►

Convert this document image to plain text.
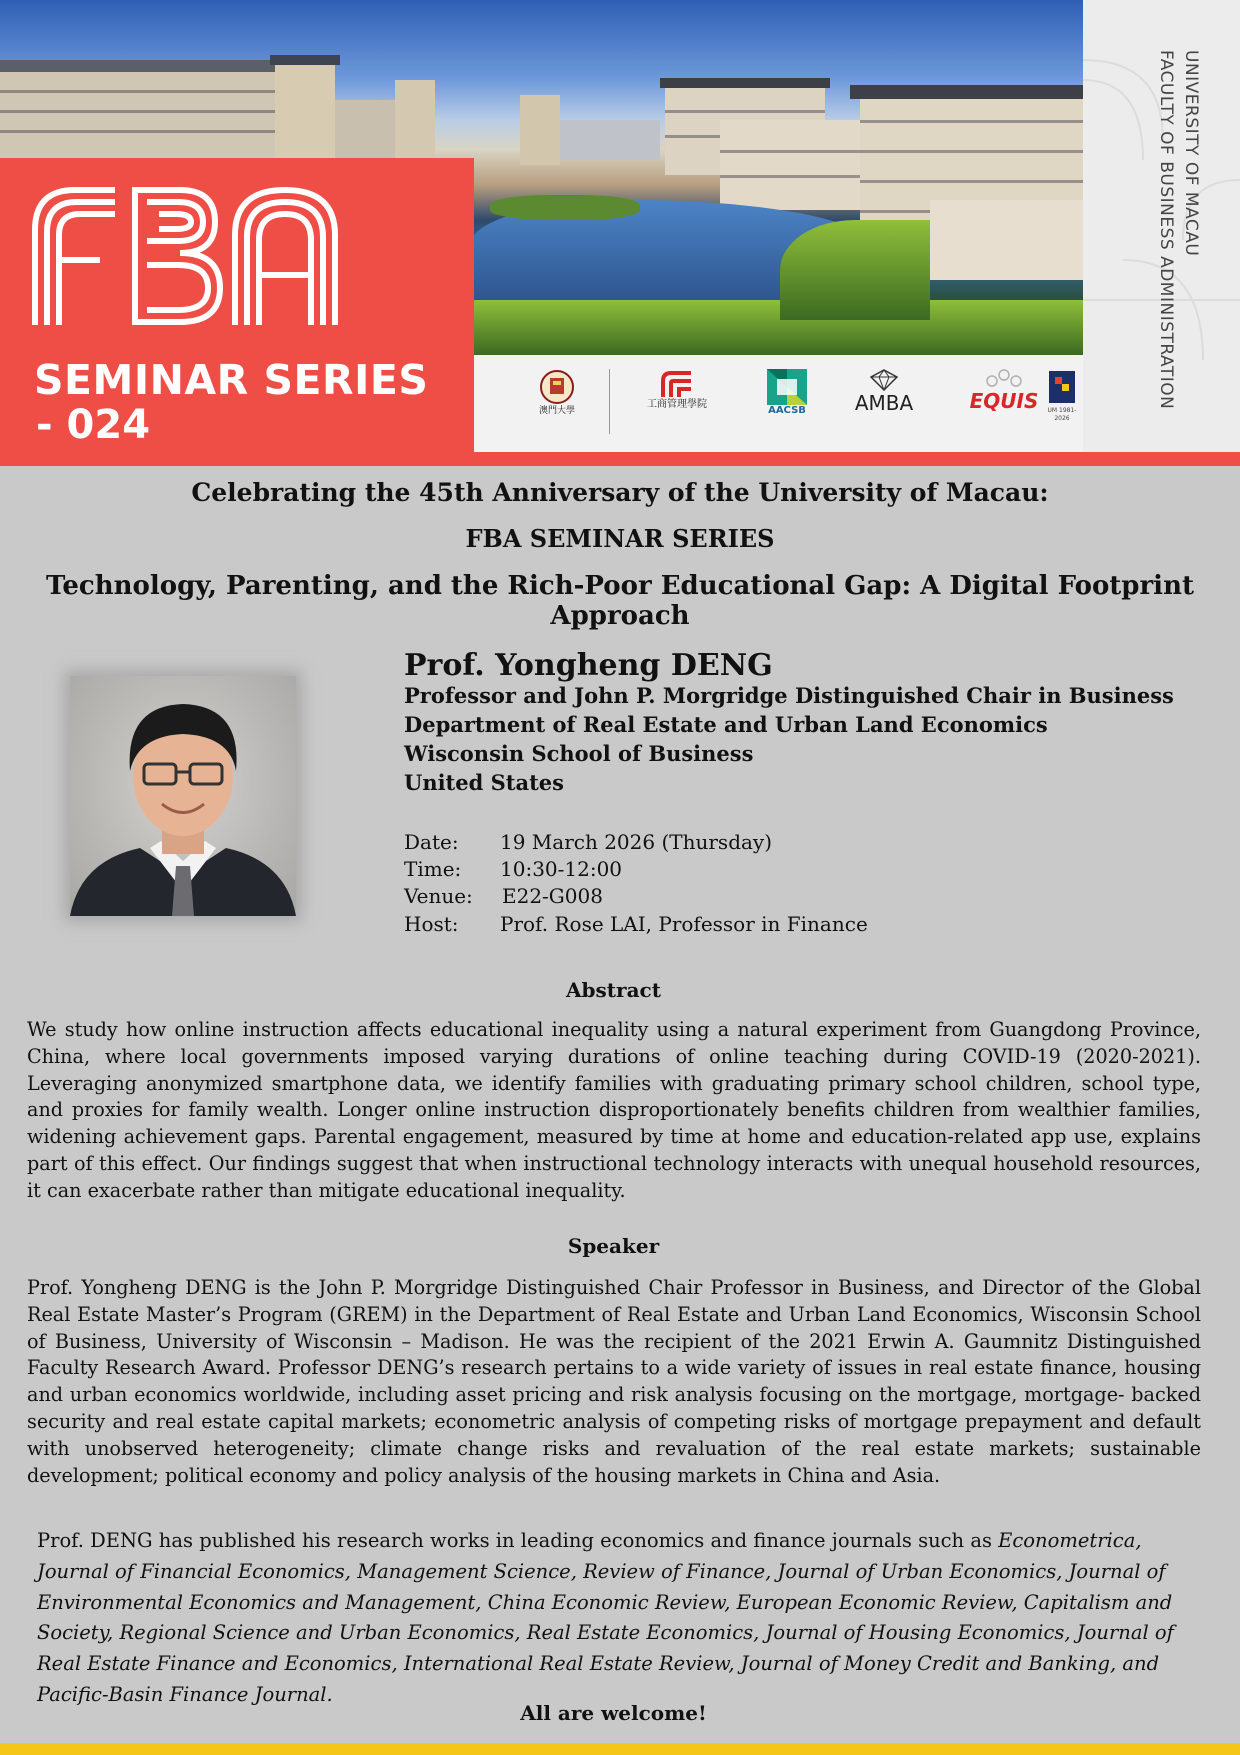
SEMINAR SERIES
- 024	澳門大學
工商管理學院
AACSB AMBA	EQUIS	UM 1981-2026
UNIVERSITY OF MACAU
FACULTY OF BUSINESS ADMINISTRATION
Celebrating the 45th Anniversary of the University of Macau:
FBA SEMINAR SERIES
Technology, Parenting, and the Rich-Poor Educational Gap: A Digital Footprint Approach
Prof. Yongheng DENG
Professor and John P. Morgridge Distinguished Chair in Business
Department of Real Estate and Urban Land Economics
Wisconsin School of Business
United States
Date: 19 March 2026 (Thursday)
Time: 10:30-12:00
Venue: E22-G008
Host: Prof. Rose LAI, Professor in Finance
Abstract
We study how online instruction affects educational inequality using a natural experiment from Guangdong Province, China, where local governments imposed varying durations of online teaching during COVID-19 (2020-2021). Leveraging anonymized smartphone data, we identify families with graduating primary school children, school type, and proxies for family wealth. Longer online instruction disproportionately benefits children from wealthier families, widening achievement gaps. Parental engagement, measured by time at home and education-related app use, explains part of this effect. Our findings suggest that when instructional technology interacts with unequal household resources, it can exacerbate rather than mitigate educational inequality.
Speaker
Prof. Yongheng DENG is the John P. Morgridge Distinguished Chair Professor in Business, and Director of the Global Real Estate Master’s Program (GREM) in the Department of Real Estate and Urban Land Economics, Wisconsin School of Business, University of Wisconsin – Madison. He was the recipient of the 2021 Erwin A. Gaumnitz Distinguished Faculty Research Award. Professor DENG’s research pertains to a wide variety of issues in real estate finance, housing and urban economics worldwide, including asset pricing and risk analysis focusing on the mortgage, mortgage- backed security and real estate capital markets; econometric analysis of competing risks of mortgage prepayment and default with unobserved heterogeneity; climate change risks and revaluation of the real estate markets; sustainable development; political economy and policy analysis of the housing markets in China and Asia.
Prof. DENG has published his research works in leading economics and finance journals such as Econometrica, Journal of Financial Economics, Management Science, Review of Finance, Journal of Urban Economics, Journal of Environmental Economics and Management, China Economic Review, European Economic Review, Capitalism and Society, Regional Science and Urban Economics, Real Estate Economics, Journal of Housing Economics, Journal of Real Estate Finance and Economics, International Real Estate Review, Journal of Money Credit and Banking, and Pacific-Basin Finance Journal.
All are welcome!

◄

Drop the pictures and reproduce the rest of the entries above exactly.

Convert this document image to plain text.
SEMINAR SERIES
- 024	澳門大學
工商管理學院
AACSB AMBA	EQUIS	UM 1981-2026
UNIVERSITY OF MACAU
FACULTY OF BUSINESS ADMINISTRATION
Celebrating the 45th Anniversary of the University of Macau:
FBA SEMINAR SERIES
Technology, Parenting, and the Rich-Poor Educational Gap: A Digital Footprint Approach
Prof. Yongheng DENG
Professor and John P. Morgridge Distinguished Chair in Business
Department of Real Estate and Urban Land Economics
Wisconsin School of Business
United States
Date: 19 March 2026 (Thursday)
Time: 10:30-12:00
Venue: E22-G008
Host: Prof. Rose LAI, Professor in Finance
Abstract
We study how online instruction affects educational inequality using a natural experiment from Guangdong Province, China, where local governments imposed varying durations of online teaching during COVID-19 (2020-2021). Leveraging anonymized smartphone data, we identify families with graduating primary school children, school type, and proxies for family wealth. Longer online instruction disproportionately benefits children from wealthier families, widening achievement gaps. Parental engagement, measured by time at home and education-related app use, explains part of this effect. Our findings suggest that when instructional technology interacts with unequal household resources, it can exacerbate rather than mitigate educational inequality.
Speaker
Prof. Yongheng DENG is the John P. Morgridge Distinguished Chair Professor in Business, and Director of the Global Real Estate Master’s Program (GREM) in the Department of Real Estate and Urban Land Economics, Wisconsin School of Business, University of Wisconsin – Madison. He was the recipient of the 2021 Erwin A. Gaumnitz Distinguished Faculty Research Award. Professor DENG’s research pertains to a wide variety of issues in real estate finance, housing and urban economics worldwide, including asset pricing and risk analysis focusing on the mortgage, mortgage- backed security and real estate capital markets; econometric analysis of competing risks of mortgage prepayment and default with unobserved heterogeneity; climate change risks and revaluation of the real estate markets; sustainable development; political economy and policy analysis of the housing markets in China and Asia.
Prof. DENG has published his research works in leading economics and finance journals such as Econometrica, Journal of Financial Economics, Management Science, Review of Finance, Journal of Urban Economics, Journal of Environmental Economics and Management, China Economic Review, European Economic Review, Capitalism and Society, Regional Science and Urban Economics, Real Estate Economics, Journal of Housing Economics, Journal of Real Estate Finance and Economics, International Real Estate Review, Journal of Money Credit and Banking, and Pacific-Basin Finance Journal.
All are welcome!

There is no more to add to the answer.